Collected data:
╔══
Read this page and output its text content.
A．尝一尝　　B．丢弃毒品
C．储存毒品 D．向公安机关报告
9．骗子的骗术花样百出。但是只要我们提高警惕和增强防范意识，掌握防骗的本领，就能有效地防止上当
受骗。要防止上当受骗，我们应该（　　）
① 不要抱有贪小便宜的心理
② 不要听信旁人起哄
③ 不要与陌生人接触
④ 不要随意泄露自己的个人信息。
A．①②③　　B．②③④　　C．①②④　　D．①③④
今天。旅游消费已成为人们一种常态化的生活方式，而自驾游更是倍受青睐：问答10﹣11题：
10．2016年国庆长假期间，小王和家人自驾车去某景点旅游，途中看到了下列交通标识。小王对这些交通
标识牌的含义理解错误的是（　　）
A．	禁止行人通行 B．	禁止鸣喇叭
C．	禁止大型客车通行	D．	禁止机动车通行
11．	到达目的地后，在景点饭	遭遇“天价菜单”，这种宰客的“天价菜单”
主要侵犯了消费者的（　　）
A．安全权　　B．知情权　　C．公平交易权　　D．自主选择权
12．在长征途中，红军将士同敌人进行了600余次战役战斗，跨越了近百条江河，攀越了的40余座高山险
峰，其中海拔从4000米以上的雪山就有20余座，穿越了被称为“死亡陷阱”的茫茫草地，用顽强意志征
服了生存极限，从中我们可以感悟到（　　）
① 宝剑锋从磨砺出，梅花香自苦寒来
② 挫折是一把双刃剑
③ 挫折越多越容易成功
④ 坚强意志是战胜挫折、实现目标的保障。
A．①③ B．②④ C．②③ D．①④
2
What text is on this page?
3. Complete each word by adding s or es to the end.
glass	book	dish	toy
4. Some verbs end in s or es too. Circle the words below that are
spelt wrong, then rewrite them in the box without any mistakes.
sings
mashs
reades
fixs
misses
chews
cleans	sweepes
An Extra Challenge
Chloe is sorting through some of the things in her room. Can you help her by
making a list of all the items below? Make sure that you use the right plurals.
╚══
> [PROBLEM REQUIREMENTS]: Give back the data above exactly as it appears.

> [OUTPUT OF THE EXERCISE]:
Read this page and output its text content.
A．尝一尝　　B．丢弃毒品
C．储存毒品 D．向公安机关报告
9．骗子的骗术花样百出。但是只要我们提高警惕和增强防范意识，掌握防骗的本领，就能有效地防止上当
受骗。要防止上当受骗，我们应该（　　）
① 不要抱有贪小便宜的心理
② 不要听信旁人起哄
③ 不要与陌生人接触
④ 不要随意泄露自己的个人信息。
A．①②③　　B．②③④　　C．①②④　　D．①③④
今天。旅游消费已成为人们一种常态化的生活方式，而自驾游更是倍受青睐：问答10﹣11题：
10．2016年国庆长假期间，小王和家人自驾车去某景点旅游，途中看到了下列交通标识。小王对这些交通
标识牌的含义理解错误的是（　　）
A．	禁止行人通行 B．	禁止鸣喇叭
C．	禁止大型客车通行	D．	禁止机动车通行
11．	到达目的地后，在景点饭	遭遇“天价菜单”，这种宰客的“天价菜单”
主要侵犯了消费者的（　　）
A．安全权　　B．知情权　　C．公平交易权　　D．自主选择权
12．在长征途中，红军将士同敌人进行了600余次战役战斗，跨越了近百条江河，攀越了的40余座高山险
峰，其中海拔从4000米以上的雪山就有20余座，穿越了被称为“死亡陷阱”的茫茫草地，用顽强意志征
服了生存极限，从中我们可以感悟到（　　）
① 宝剑锋从磨砺出，梅花香自苦寒来
② 挫折是一把双刃剑
③ 挫折越多越容易成功
④ 坚强意志是战胜挫折、实现目标的保障。
A．①③ B．②④ C．②③ D．①④
2
What text is on this page?
3. Complete each word by adding s or es to the end.
glass	book	dish	toy
4. Some verbs end in s or es too. Circle the words below that are
spelt wrong, then rewrite them in the box without any mistakes.
sings
mashs
reades
fixs
misses
chews
cleans	sweepes
An Extra Challenge
Chloe is sorting through some of the things in her room. Can you help her by
making a list of all the items below? Make sure that you use the right plurals.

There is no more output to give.